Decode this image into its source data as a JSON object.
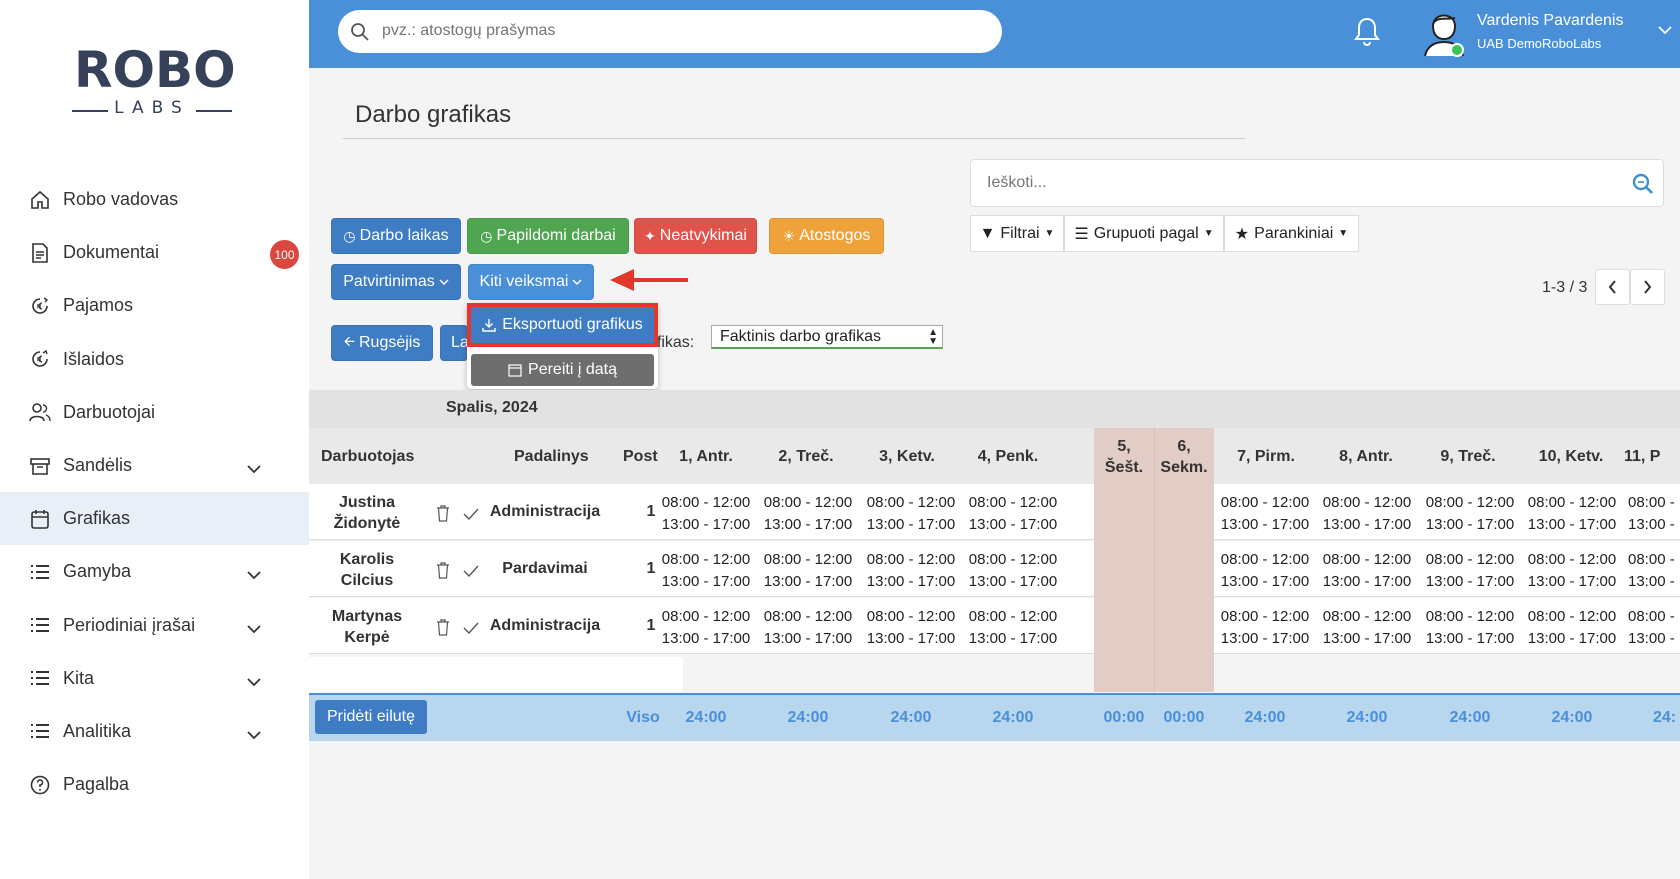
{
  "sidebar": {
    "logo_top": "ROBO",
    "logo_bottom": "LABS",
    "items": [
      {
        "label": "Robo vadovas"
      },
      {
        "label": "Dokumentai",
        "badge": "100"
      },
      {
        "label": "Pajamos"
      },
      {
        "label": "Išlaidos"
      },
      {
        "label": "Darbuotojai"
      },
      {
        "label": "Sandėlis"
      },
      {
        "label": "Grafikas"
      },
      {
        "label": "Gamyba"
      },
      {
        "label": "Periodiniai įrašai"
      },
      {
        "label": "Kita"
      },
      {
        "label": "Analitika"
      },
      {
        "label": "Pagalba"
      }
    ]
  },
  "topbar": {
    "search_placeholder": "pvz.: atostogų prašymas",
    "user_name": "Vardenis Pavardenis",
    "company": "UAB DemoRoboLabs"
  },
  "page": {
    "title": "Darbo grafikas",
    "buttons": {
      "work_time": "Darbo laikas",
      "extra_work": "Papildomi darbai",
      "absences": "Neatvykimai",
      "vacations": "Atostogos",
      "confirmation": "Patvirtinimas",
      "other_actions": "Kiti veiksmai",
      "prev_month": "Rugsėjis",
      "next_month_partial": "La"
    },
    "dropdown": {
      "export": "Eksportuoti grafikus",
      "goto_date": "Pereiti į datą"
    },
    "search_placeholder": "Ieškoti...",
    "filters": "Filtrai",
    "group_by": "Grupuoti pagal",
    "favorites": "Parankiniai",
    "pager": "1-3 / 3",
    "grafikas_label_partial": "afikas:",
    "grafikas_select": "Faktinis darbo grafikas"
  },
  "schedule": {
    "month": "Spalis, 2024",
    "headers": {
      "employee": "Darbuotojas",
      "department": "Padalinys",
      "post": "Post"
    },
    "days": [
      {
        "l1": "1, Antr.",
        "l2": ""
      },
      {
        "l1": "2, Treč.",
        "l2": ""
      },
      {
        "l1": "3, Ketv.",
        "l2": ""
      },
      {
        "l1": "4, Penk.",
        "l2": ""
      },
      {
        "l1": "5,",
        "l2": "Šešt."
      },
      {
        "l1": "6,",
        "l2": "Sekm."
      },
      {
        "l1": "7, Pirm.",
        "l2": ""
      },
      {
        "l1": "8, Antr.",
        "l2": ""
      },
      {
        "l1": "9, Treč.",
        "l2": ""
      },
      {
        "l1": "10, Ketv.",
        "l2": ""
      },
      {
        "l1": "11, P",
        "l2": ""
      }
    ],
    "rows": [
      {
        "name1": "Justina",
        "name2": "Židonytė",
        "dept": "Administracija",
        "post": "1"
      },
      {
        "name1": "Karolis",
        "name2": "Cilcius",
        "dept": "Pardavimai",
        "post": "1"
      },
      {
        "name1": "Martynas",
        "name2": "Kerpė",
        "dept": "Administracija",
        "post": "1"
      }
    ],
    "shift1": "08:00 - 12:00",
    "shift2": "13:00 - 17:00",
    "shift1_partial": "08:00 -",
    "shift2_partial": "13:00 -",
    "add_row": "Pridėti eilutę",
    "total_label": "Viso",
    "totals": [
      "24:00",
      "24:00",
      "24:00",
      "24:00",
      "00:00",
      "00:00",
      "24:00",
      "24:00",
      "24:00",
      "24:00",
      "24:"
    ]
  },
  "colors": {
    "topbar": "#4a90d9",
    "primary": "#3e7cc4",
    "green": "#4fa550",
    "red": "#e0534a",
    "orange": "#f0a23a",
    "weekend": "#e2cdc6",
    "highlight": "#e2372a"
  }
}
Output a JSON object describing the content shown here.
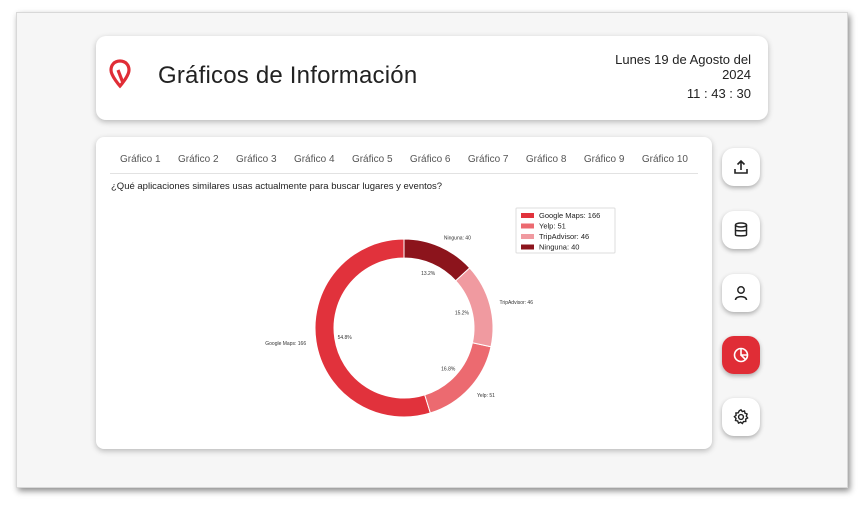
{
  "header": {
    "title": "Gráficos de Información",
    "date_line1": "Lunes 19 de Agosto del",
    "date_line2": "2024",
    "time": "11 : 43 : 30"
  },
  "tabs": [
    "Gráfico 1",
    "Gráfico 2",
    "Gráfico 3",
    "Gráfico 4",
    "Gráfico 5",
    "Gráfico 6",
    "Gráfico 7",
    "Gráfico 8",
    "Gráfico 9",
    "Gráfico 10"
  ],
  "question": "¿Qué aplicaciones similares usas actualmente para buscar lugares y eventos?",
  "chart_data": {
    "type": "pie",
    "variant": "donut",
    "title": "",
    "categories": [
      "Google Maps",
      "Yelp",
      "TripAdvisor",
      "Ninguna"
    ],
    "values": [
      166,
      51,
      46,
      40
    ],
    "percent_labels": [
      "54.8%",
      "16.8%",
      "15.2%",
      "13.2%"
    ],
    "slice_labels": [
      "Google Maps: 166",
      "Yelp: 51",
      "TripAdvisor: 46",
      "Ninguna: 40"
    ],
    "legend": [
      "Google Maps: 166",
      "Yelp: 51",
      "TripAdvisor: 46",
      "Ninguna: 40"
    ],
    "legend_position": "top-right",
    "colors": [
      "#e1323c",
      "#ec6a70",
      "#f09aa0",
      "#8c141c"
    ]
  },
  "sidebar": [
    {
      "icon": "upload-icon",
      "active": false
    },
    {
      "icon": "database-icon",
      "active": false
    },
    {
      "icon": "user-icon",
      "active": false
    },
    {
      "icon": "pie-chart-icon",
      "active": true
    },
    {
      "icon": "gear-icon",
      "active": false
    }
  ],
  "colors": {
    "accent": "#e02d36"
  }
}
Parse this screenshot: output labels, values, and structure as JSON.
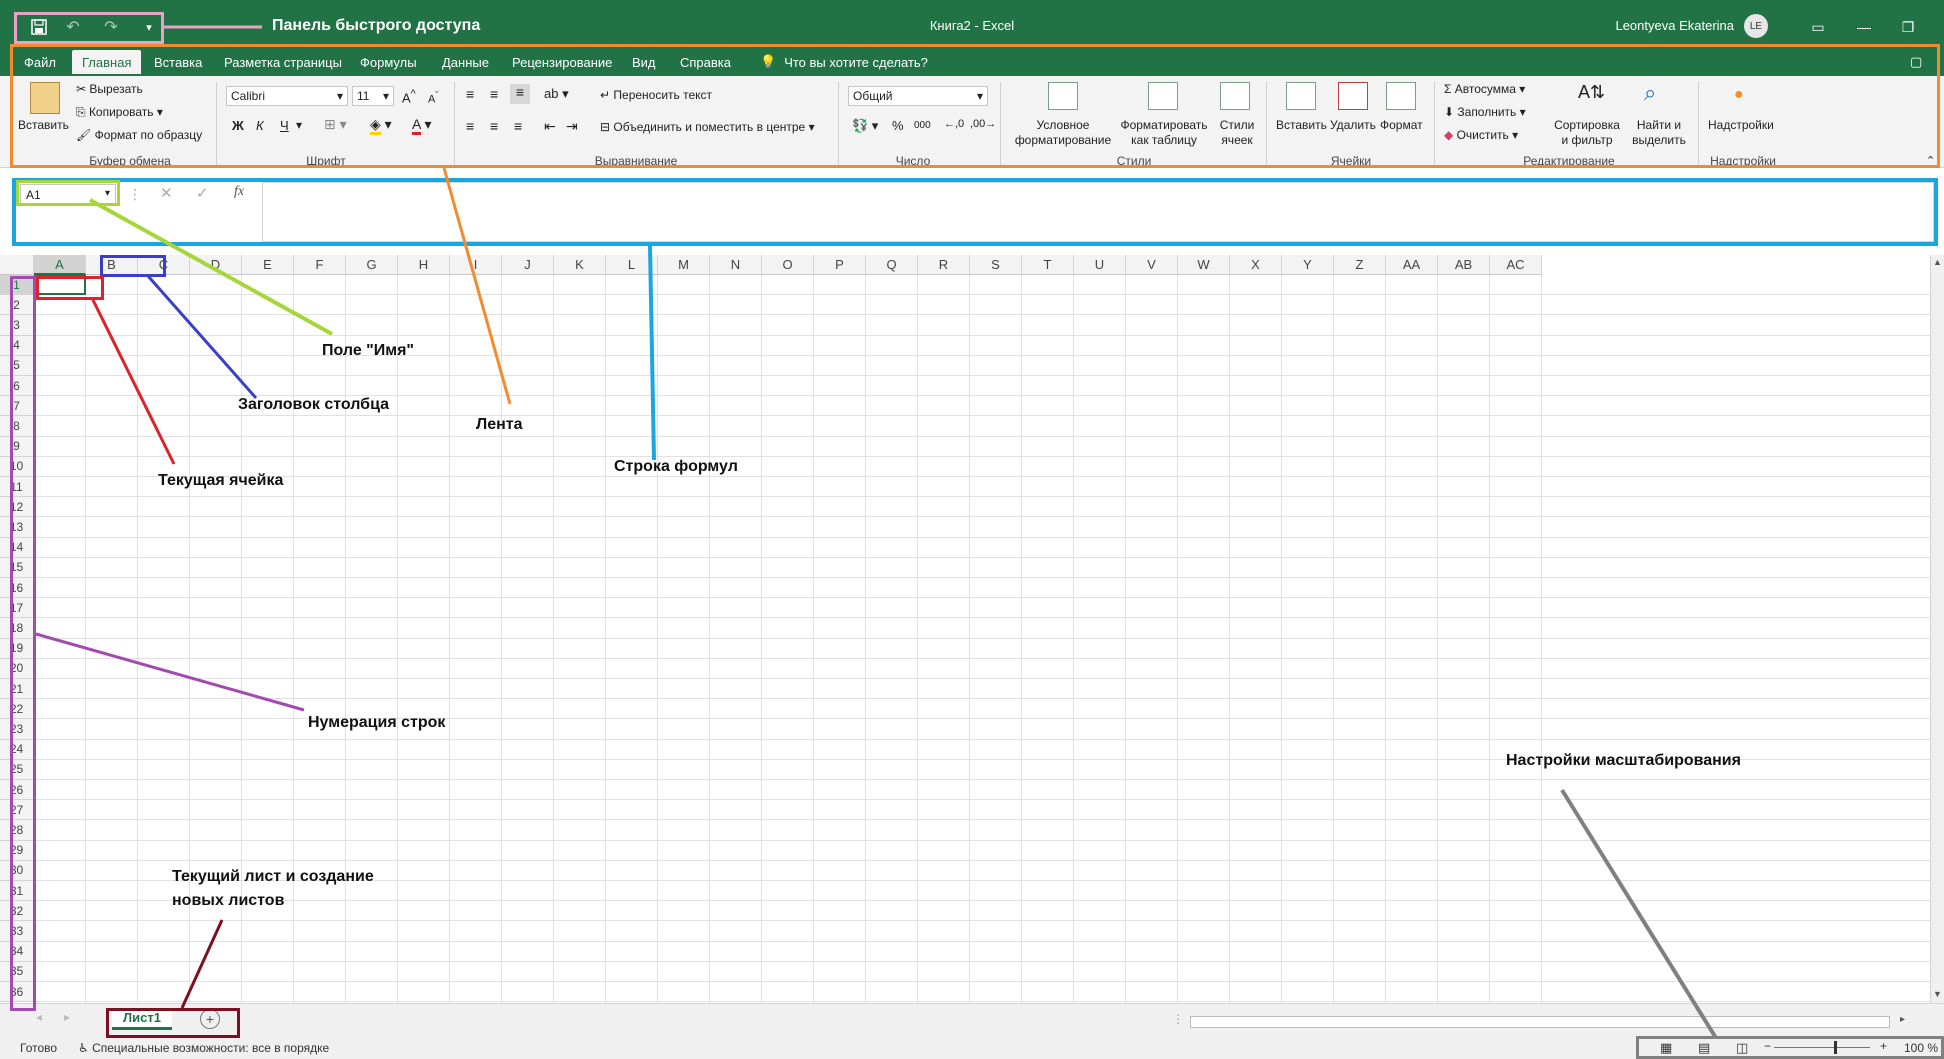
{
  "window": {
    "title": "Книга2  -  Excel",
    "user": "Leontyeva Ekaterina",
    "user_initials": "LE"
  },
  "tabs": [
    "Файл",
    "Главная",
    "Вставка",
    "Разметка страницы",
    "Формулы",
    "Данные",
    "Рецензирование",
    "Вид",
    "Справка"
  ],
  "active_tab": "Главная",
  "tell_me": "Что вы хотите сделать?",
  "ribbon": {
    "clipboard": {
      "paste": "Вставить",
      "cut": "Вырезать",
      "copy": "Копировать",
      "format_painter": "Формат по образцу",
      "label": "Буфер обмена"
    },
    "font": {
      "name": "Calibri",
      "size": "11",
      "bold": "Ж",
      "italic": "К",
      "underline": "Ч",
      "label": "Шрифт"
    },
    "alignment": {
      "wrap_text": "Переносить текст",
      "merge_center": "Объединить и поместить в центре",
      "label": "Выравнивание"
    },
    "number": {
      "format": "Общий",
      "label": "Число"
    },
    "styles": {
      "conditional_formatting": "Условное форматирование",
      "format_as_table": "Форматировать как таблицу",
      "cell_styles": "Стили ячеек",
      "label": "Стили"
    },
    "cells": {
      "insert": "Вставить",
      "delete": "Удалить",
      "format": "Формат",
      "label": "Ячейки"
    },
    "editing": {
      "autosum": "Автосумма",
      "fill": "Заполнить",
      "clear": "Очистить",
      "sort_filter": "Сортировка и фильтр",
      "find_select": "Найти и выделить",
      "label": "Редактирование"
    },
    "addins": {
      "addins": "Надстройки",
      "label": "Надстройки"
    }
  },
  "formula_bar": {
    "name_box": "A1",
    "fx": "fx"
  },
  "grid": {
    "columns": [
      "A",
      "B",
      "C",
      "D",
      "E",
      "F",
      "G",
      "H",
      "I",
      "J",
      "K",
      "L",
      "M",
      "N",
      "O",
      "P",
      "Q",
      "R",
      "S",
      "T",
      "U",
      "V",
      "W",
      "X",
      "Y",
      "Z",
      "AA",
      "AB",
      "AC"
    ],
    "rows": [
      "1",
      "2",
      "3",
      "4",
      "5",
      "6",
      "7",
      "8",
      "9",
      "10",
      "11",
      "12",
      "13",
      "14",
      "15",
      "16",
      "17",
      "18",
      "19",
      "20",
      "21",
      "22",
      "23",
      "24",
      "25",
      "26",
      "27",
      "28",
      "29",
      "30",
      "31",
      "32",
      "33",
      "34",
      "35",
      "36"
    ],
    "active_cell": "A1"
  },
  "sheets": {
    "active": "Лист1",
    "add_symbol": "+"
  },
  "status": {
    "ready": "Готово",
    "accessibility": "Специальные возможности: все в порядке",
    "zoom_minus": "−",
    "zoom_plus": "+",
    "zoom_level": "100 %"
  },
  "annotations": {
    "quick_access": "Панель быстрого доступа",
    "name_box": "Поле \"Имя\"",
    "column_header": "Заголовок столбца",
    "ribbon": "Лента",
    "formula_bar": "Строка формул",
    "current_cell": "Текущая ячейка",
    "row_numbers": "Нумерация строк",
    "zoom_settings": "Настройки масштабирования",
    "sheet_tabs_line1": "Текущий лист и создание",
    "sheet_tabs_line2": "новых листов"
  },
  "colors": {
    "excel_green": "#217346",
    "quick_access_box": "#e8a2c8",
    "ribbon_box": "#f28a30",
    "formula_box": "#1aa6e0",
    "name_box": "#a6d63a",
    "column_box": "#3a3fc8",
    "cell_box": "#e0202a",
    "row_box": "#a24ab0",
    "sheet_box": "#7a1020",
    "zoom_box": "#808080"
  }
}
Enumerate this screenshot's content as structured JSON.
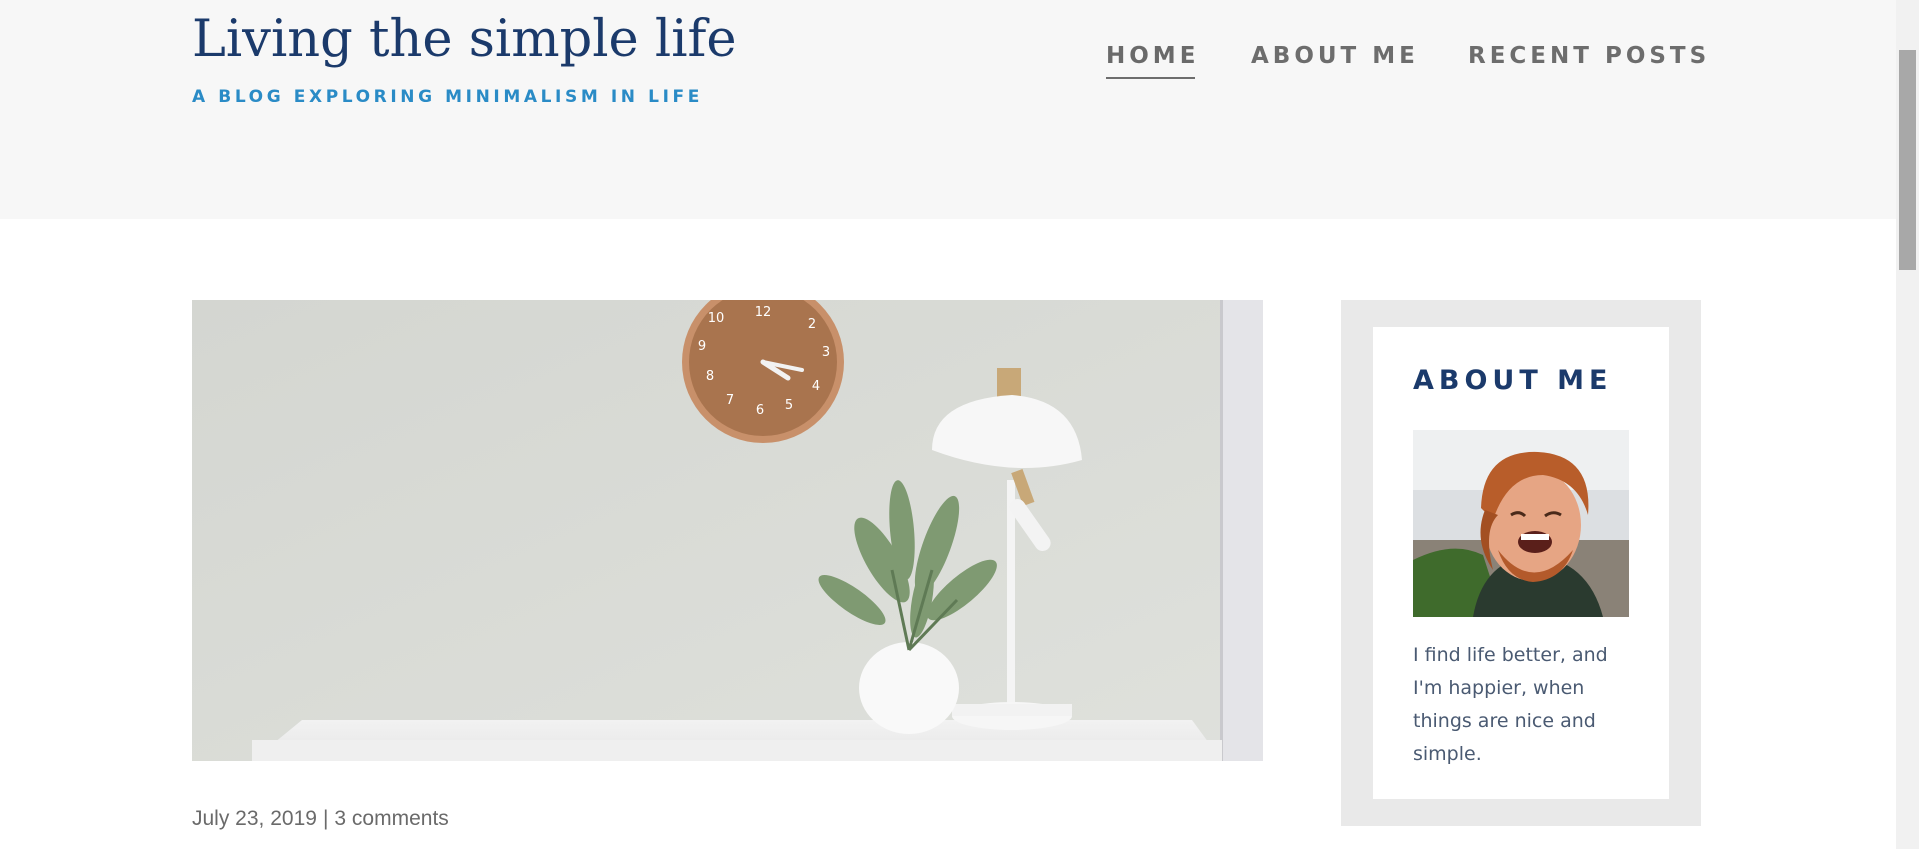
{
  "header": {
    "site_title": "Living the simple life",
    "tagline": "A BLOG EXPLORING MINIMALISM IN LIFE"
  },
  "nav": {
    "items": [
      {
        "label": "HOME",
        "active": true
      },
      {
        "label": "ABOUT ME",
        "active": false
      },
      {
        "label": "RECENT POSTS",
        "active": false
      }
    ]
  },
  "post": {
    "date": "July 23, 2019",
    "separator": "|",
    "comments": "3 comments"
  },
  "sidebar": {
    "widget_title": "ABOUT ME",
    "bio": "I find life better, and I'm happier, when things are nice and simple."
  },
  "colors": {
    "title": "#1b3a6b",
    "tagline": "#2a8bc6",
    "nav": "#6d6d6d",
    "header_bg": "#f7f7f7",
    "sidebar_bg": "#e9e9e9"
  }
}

» **Task to carry out**
Pick out every line above that holds the word "content" and copy it.

» **Task answer**
Output a JSON object describing the content shown here.
Enumerate this screenshot's content as structured JSON.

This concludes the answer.